What you should do. Exactly reproduce the lines that follow.

━━━━━━━━━━━━━━━━━━━━

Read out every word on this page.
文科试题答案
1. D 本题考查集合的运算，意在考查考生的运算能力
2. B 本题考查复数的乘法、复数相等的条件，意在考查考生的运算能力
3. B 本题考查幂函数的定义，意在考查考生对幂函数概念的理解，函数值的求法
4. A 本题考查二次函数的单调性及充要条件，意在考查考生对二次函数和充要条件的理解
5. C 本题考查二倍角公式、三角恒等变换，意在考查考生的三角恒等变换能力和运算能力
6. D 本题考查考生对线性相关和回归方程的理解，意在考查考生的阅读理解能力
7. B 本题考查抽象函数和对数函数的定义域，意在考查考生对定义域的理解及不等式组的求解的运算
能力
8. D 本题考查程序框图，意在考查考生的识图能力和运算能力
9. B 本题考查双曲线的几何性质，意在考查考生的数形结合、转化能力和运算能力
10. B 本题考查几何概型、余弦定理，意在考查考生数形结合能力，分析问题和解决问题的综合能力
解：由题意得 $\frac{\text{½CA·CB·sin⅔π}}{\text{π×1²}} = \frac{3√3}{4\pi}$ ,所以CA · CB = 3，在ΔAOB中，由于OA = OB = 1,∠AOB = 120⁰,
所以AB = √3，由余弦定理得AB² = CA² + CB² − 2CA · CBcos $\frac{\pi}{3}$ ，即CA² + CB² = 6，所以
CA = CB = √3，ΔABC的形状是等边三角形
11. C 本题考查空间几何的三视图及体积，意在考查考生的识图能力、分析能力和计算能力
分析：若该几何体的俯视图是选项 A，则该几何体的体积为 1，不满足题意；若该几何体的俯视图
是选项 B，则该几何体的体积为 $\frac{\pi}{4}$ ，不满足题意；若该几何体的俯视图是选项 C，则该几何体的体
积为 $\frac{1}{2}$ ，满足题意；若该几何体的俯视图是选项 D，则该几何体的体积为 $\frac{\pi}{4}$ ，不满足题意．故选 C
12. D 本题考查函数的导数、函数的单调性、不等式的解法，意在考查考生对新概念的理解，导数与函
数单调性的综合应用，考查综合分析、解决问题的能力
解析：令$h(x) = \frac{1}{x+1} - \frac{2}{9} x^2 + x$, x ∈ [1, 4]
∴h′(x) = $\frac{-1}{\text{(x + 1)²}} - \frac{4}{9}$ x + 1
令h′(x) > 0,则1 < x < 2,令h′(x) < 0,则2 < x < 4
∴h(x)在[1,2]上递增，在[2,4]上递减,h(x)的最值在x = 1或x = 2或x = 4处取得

━━━━━━━━━━━━━━━━━━━━

Task response.
Read out every word on this page.
文科试题答案
1. D 本题考查集合的运算，意在考查考生的运算能力
2. B 本题考查复数的乘法、复数相等的条件，意在考查考生的运算能力
3. B 本题考查幂函数的定义，意在考查考生对幂函数概念的理解，函数值的求法
4. A 本题考查二次函数的单调性及充要条件，意在考查考生对二次函数和充要条件的理解
5. C 本题考查二倍角公式、三角恒等变换，意在考查考生的三角恒等变换能力和运算能力
6. D 本题考查考生对线性相关和回归方程的理解，意在考查考生的阅读理解能力
7. B 本题考查抽象函数和对数函数的定义域，意在考查考生对定义域的理解及不等式组的求解的运算
能力
8. D 本题考查程序框图，意在考查考生的识图能力和运算能力
9. B 本题考查双曲线的几何性质，意在考查考生的数形结合、转化能力和运算能力
10. B 本题考查几何概型、余弦定理，意在考查考生数形结合能力，分析问题和解决问题的综合能力
解：由题意得 $\frac{\text{½CA·CB·sin⅔π}}{\text{π×1²}} = \frac{3√3}{4\pi}$ ,所以CA · CB = 3，在ΔAOB中，由于OA = OB = 1,∠AOB = 120⁰,
所以AB = √3，由余弦定理得AB² = CA² + CB² − 2CA · CBcos $\frac{\pi}{3}$ ，即CA² + CB² = 6，所以
CA = CB = √3，ΔABC的形状是等边三角形
11. C 本题考查空间几何的三视图及体积，意在考查考生的识图能力、分析能力和计算能力
分析：若该几何体的俯视图是选项 A，则该几何体的体积为 1，不满足题意；若该几何体的俯视图
是选项 B，则该几何体的体积为 $\frac{\pi}{4}$ ，不满足题意；若该几何体的俯视图是选项 C，则该几何体的体
积为 $\frac{1}{2}$ ，满足题意；若该几何体的俯视图是选项 D，则该几何体的体积为 $\frac{\pi}{4}$ ，不满足题意．故选 C
12. D 本题考查函数的导数、函数的单调性、不等式的解法，意在考查考生对新概念的理解，导数与函
数单调性的综合应用，考查综合分析、解决问题的能力
解析：令$h(x) = \frac{1}{x+1} - \frac{2}{9} x^2 + x$, x ∈ [1, 4]
∴h′(x) = $\frac{-1}{\text{(x + 1)²}} - \frac{4}{9}$ x + 1
令h′(x) > 0,则1 < x < 2,令h′(x) < 0,则2 < x < 4
∴h(x)在[1,2]上递增，在[2,4]上递减,h(x)的最值在x = 1或x = 2或x = 4处取得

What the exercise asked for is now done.